Exercise: Repeat all of the records verbatim.

Raw records:
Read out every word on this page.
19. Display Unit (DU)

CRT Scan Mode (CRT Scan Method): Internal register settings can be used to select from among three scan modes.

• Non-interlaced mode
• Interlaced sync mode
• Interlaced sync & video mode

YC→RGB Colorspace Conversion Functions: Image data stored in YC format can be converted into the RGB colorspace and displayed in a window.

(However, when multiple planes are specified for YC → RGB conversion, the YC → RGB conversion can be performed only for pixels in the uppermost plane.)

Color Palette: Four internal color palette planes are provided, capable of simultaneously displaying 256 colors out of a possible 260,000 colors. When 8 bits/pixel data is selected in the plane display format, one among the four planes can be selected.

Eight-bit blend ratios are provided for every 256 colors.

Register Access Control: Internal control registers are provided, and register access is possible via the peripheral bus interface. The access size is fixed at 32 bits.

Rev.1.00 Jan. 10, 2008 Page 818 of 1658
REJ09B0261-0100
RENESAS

Worked solution:
Read out every word on this page.
19. Display Unit (DU)

CRT Scan Mode (CRT Scan Method): Internal register settings can be used to select from among three scan modes.

• Non-interlaced mode
• Interlaced sync mode
• Interlaced sync & video mode

YC→RGB Colorspace Conversion Functions: Image data stored in YC format can be converted into the RGB colorspace and displayed in a window.

(However, when multiple planes are specified for YC → RGB conversion, the YC → RGB conversion can be performed only for pixels in the uppermost plane.)

Color Palette: Four internal color palette planes are provided, capable of simultaneously displaying 256 colors out of a possible 260,000 colors. When 8 bits/pixel data is selected in the plane display format, one among the four planes can be selected.

Eight-bit blend ratios are provided for every 256 colors.

Register Access Control: Internal control registers are provided, and register access is possible via the peripheral bus interface. The access size is fixed at 32 bits.

Rev.1.00 Jan. 10, 2008 Page 818 of 1658
REJ09B0261-0100
RENESAS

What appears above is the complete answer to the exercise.